▶ _To do_: Return, word for word, every line that follows.

= = = =

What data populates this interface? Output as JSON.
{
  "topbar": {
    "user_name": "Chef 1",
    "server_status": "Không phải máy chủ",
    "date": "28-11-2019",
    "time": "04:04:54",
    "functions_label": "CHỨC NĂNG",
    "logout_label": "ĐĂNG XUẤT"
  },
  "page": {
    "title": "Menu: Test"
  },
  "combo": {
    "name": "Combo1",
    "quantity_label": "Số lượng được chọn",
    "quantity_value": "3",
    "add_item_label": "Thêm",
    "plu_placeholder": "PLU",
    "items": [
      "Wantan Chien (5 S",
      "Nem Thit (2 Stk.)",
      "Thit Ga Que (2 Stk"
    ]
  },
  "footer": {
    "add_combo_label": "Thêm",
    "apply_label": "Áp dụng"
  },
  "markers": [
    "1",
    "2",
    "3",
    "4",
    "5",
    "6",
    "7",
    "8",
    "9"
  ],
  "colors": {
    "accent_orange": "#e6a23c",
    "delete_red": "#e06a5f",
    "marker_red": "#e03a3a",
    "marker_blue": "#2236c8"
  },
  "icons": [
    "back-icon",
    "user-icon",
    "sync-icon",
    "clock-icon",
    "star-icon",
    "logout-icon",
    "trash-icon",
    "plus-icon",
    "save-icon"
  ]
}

= = = =

▶ _Written response_:
What data populates this interface? Output as JSON.
{
  "topbar": {
    "user_name": "Chef 1",
    "server_status": "Không phải máy chủ",
    "date": "28-11-2019",
    "time": "04:04:54",
    "functions_label": "CHỨC NĂNG",
    "logout_label": "ĐĂNG XUẤT"
  },
  "page": {
    "title": "Menu: Test"
  },
  "combo": {
    "name": "Combo1",
    "quantity_label": "Số lượng được chọn",
    "quantity_value": "3",
    "add_item_label": "Thêm",
    "plu_placeholder": "PLU",
    "items": [
      "Wantan Chien (5 S",
      "Nem Thit (2 Stk.)",
      "Thit Ga Que (2 Stk"
    ]
  },
  "footer": {
    "add_combo_label": "Thêm",
    "apply_label": "Áp dụng"
  },
  "markers": [
    "1",
    "2",
    "3",
    "4",
    "5",
    "6",
    "7",
    "8",
    "9"
  ],
  "colors": {
    "accent_orange": "#e6a23c",
    "delete_red": "#e06a5f",
    "marker_red": "#e03a3a",
    "marker_blue": "#2236c8"
  },
  "icons": [
    "back-icon",
    "user-icon",
    "sync-icon",
    "clock-icon",
    "star-icon",
    "logout-icon",
    "trash-icon",
    "plus-icon",
    "save-icon"
  ]
}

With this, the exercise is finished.